* **Task details**
Copy out the lines below, swapping every occurrence of "bullet-dot" for "list-bullet" and changing nothing else.

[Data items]

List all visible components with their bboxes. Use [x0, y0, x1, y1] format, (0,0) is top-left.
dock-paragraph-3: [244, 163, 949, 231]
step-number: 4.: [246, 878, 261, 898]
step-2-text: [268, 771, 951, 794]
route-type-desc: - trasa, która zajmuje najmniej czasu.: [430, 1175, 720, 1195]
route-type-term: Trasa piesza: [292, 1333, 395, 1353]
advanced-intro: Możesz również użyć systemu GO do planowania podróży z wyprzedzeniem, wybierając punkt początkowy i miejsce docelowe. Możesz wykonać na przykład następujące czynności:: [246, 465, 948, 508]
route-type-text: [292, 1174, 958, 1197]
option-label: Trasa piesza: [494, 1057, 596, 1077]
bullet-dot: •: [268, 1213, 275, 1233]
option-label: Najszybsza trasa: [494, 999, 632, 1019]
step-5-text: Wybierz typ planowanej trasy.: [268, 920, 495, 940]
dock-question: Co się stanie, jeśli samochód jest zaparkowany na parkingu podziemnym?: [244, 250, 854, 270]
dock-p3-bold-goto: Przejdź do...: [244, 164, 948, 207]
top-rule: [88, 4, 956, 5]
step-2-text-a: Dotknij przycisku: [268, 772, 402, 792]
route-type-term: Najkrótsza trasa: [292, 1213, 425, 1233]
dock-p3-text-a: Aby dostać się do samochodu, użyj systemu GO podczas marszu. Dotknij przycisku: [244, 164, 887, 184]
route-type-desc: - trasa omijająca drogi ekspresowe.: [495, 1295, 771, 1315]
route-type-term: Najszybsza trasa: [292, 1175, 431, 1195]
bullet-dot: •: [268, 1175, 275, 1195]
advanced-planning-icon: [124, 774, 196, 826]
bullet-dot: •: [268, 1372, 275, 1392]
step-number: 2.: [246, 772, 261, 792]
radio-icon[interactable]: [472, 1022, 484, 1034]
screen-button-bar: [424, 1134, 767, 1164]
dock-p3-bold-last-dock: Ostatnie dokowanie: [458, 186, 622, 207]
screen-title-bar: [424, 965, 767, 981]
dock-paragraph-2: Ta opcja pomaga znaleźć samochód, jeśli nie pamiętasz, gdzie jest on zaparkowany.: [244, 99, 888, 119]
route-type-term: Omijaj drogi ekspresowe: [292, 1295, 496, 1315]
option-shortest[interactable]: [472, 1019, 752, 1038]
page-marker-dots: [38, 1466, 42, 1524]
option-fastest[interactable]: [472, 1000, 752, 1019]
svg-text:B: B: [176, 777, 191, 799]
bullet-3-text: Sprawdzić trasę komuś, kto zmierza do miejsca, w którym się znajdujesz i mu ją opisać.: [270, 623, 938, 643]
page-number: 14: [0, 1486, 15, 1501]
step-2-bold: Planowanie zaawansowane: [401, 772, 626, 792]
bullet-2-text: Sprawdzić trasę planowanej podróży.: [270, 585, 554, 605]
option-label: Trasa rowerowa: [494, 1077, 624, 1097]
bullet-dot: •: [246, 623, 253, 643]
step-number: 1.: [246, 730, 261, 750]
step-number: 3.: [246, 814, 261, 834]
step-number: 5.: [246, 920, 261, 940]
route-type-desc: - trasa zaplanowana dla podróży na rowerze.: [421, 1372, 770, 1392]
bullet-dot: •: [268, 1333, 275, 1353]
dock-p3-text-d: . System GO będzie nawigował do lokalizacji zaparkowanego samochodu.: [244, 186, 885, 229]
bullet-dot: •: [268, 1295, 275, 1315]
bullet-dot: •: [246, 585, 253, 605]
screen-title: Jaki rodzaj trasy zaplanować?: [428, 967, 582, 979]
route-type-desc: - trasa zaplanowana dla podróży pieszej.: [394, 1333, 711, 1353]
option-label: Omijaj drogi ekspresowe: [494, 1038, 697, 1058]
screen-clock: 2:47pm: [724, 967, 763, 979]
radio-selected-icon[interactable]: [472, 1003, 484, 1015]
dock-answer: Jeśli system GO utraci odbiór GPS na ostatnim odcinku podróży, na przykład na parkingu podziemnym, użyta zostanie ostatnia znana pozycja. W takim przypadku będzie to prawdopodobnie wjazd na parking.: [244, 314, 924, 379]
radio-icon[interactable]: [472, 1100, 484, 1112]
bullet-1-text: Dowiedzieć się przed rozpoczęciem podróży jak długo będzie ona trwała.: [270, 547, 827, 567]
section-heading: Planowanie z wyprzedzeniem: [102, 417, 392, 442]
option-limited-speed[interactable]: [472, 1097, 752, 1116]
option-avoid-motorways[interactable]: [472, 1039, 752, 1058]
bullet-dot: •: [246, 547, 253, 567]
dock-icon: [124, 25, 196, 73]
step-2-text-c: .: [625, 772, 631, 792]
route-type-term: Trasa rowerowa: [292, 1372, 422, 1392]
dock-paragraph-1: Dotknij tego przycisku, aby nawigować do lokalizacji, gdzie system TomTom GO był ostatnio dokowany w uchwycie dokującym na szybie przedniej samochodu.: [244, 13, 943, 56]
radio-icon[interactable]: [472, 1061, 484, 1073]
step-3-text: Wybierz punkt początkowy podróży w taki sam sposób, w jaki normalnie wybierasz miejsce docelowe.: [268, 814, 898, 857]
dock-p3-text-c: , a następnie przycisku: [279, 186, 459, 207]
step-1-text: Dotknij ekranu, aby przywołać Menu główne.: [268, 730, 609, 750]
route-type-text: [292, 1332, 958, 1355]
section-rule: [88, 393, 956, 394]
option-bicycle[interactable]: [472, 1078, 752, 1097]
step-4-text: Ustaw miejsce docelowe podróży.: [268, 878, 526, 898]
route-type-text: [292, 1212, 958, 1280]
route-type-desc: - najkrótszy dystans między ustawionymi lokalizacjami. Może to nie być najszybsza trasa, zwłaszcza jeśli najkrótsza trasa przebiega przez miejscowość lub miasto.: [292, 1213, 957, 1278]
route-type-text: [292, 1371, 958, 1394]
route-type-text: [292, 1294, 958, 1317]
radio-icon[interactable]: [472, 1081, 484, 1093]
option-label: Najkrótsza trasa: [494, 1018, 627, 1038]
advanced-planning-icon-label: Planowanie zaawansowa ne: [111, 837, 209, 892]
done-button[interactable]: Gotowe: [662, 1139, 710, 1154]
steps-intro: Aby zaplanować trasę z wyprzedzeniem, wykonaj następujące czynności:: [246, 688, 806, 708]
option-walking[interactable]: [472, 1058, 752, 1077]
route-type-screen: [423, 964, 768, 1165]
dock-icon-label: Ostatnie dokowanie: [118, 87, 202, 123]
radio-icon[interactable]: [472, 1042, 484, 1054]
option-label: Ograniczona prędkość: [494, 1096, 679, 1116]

* **Result below**
List all visible components with their bboxes. Use [x0, y0, x1, y1] format, (0,0) is top-left.
dock-paragraph-3: [244, 163, 949, 231]
step-number: 4.: [246, 878, 261, 898]
step-2-text: [268, 771, 951, 794]
route-type-desc: - trasa, która zajmuje najmniej czasu.: [430, 1175, 720, 1195]
route-type-term: Trasa piesza: [292, 1333, 395, 1353]
advanced-intro: Możesz również użyć systemu GO do planowania podróży z wyprzedzeniem, wybierając punkt początkowy i miejsce docelowe. Możesz wykonać na przykład następujące czynności:: [246, 465, 948, 508]
route-type-text: [292, 1174, 958, 1197]
option-label: Trasa piesza: [494, 1057, 596, 1077]
list-bullet: •: [268, 1213, 275, 1233]
option-label: Najszybsza trasa: [494, 999, 632, 1019]
step-5-text: Wybierz typ planowanej trasy.: [268, 920, 495, 940]
dock-question: Co się stanie, jeśli samochód jest zaparkowany na parkingu podziemnym?: [244, 250, 854, 270]
dock-p3-bold-goto: Przejdź do...: [244, 164, 948, 207]
top-rule: [88, 4, 956, 5]
step-2-text-a: Dotknij przycisku: [268, 772, 402, 792]
route-type-term: Najkrótsza trasa: [292, 1213, 425, 1233]
dock-p3-text-a: Aby dostać się do samochodu, użyj systemu GO podczas marszu. Dotknij przycisku: [244, 164, 887, 184]
route-type-desc: - trasa omijająca drogi ekspresowe.: [495, 1295, 771, 1315]
route-type-term: Najszybsza trasa: [292, 1175, 431, 1195]
list-bullet: •: [268, 1175, 275, 1195]
advanced-planning-icon: [124, 774, 196, 826]
list-bullet: •: [268, 1372, 275, 1392]
step-number: 2.: [246, 772, 261, 792]
radio-icon[interactable]: [472, 1022, 484, 1034]
screen-button-bar: [424, 1134, 767, 1164]
dock-p3-bold-last-dock: Ostatnie dokowanie: [458, 186, 622, 207]
screen-title-bar: [424, 965, 767, 981]
dock-paragraph-2: Ta opcja pomaga znaleźć samochód, jeśli nie pamiętasz, gdzie jest on zaparkowany.: [244, 99, 888, 119]
route-type-term: Omijaj drogi ekspresowe: [292, 1295, 496, 1315]
option-shortest[interactable]: [472, 1019, 752, 1038]
page-marker-dots: [38, 1466, 42, 1524]
option-fastest[interactable]: [472, 1000, 752, 1019]
svg-text:B: B: [176, 777, 191, 799]
bullet-3-text: Sprawdzić trasę komuś, kto zmierza do miejsca, w którym się znajdujesz i mu ją opisać.: [270, 623, 938, 643]
page-number: 14: [0, 1486, 15, 1501]
step-2-bold: Planowanie zaawansowane: [401, 772, 626, 792]
bullet-2-text: Sprawdzić trasę planowanej podróży.: [270, 585, 554, 605]
option-label: Trasa rowerowa: [494, 1077, 624, 1097]
list-bullet: •: [246, 623, 253, 643]
step-number: 1.: [246, 730, 261, 750]
step-number: 3.: [246, 814, 261, 834]
step-number: 5.: [246, 920, 261, 940]
route-type-desc: - trasa zaplanowana dla podróży na rowerze.: [421, 1372, 770, 1392]
list-bullet: •: [268, 1333, 275, 1353]
dock-p3-text-d: . System GO będzie nawigował do lokalizacji zaparkowanego samochodu.: [244, 186, 885, 229]
list-bullet: •: [268, 1295, 275, 1315]
list-bullet: •: [246, 585, 253, 605]
screen-title: Jaki rodzaj trasy zaplanować?: [428, 967, 582, 979]
route-type-desc: - trasa zaplanowana dla podróży pieszej.: [394, 1333, 711, 1353]
option-label: Omijaj drogi ekspresowe: [494, 1038, 697, 1058]
screen-clock: 2:47pm: [724, 967, 763, 979]
radio-selected-icon[interactable]: [472, 1003, 484, 1015]
dock-answer: Jeśli system GO utraci odbiór GPS na ostatnim odcinku podróży, na przykład na parkingu podziemnym, użyta zostanie ostatnia znana pozycja. W takim przypadku będzie to prawdopodobnie wjazd na parking.: [244, 314, 924, 379]
radio-icon[interactable]: [472, 1100, 484, 1112]
bullet-1-text: Dowiedzieć się przed rozpoczęciem podróży jak długo będzie ona trwała.: [270, 547, 827, 567]
section-heading: Planowanie z wyprzedzeniem: [102, 417, 392, 442]
option-limited-speed[interactable]: [472, 1097, 752, 1116]
option-avoid-motorways[interactable]: [472, 1039, 752, 1058]
list-bullet: •: [246, 547, 253, 567]
dock-icon: [124, 25, 196, 73]
step-2-text-c: .: [625, 772, 631, 792]
route-type-term: Trasa rowerowa: [292, 1372, 422, 1392]
dock-paragraph-1: Dotknij tego przycisku, aby nawigować do lokalizacji, gdzie system TomTom GO był ostatnio dokowany w uchwycie dokującym na szybie przedniej samochodu.: [244, 13, 943, 56]
radio-icon[interactable]: [472, 1061, 484, 1073]
step-3-text: Wybierz punkt początkowy podróży w taki sam sposób, w jaki normalnie wybierasz miejsce docelowe.: [268, 814, 898, 857]
dock-p3-text-c: , a następnie przycisku: [279, 186, 459, 207]
step-1-text: Dotknij ekranu, aby przywołać Menu główne.: [268, 730, 609, 750]
route-type-text: [292, 1332, 958, 1355]
section-rule: [88, 393, 956, 394]
option-bicycle[interactable]: [472, 1078, 752, 1097]
step-4-text: Ustaw miejsce docelowe podróży.: [268, 878, 526, 898]
route-type-text: [292, 1212, 958, 1280]
route-type-desc: - najkrótszy dystans między ustawionymi lokalizacjami. Może to nie być najszybsza trasa, zwłaszcza jeśli najkrótsza trasa przebiega przez miejscowość lub miasto.: [292, 1213, 957, 1278]
route-type-text: [292, 1371, 958, 1394]
route-type-text: [292, 1294, 958, 1317]
radio-icon[interactable]: [472, 1081, 484, 1093]
option-label: Najkrótsza trasa: [494, 1018, 627, 1038]
advanced-planning-icon-label: Planowanie zaawansowa ne: [111, 837, 209, 892]
done-button[interactable]: Gotowe: [662, 1139, 710, 1154]
steps-intro: Aby zaplanować trasę z wyprzedzeniem, wykonaj następujące czynności:: [246, 688, 806, 708]
option-walking[interactable]: [472, 1058, 752, 1077]
route-type-screen: [423, 964, 768, 1165]
dock-icon-label: Ostatnie dokowanie: [118, 87, 202, 123]
radio-icon[interactable]: [472, 1042, 484, 1054]
option-label: Ograniczona prędkość: [494, 1096, 679, 1116]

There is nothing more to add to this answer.